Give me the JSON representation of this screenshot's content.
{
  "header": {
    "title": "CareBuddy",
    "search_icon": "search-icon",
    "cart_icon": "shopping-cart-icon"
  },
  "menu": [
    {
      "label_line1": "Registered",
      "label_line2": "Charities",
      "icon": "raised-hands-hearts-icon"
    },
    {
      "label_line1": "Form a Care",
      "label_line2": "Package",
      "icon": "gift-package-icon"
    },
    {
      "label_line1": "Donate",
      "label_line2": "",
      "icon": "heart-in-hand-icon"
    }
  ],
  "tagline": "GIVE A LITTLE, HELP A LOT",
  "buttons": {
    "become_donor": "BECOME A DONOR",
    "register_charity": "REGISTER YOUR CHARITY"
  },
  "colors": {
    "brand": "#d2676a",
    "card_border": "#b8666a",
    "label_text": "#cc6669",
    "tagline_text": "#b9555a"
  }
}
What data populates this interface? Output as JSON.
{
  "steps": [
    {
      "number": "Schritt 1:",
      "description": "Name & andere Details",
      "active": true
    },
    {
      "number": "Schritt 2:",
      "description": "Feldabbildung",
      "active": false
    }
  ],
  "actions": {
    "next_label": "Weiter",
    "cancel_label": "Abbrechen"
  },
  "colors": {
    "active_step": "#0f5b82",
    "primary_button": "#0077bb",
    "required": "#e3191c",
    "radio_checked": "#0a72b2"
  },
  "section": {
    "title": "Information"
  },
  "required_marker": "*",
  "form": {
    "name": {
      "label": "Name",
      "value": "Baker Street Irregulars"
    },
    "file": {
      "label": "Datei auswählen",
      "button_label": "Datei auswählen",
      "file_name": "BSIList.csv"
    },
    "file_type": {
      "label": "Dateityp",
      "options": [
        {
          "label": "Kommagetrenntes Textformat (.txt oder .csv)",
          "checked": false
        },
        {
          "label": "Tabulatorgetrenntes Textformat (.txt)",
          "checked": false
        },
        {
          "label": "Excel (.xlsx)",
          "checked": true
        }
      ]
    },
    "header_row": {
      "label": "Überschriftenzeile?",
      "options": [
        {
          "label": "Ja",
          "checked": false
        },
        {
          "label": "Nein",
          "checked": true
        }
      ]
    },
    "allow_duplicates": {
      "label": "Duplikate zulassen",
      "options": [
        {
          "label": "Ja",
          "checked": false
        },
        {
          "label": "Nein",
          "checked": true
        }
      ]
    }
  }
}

+++++

* _PROBLEM REQUIREMENTS_: Report how many lines in the records above contain the word "JSON", giving only the number.

* _CORRECT ANSWER_: 2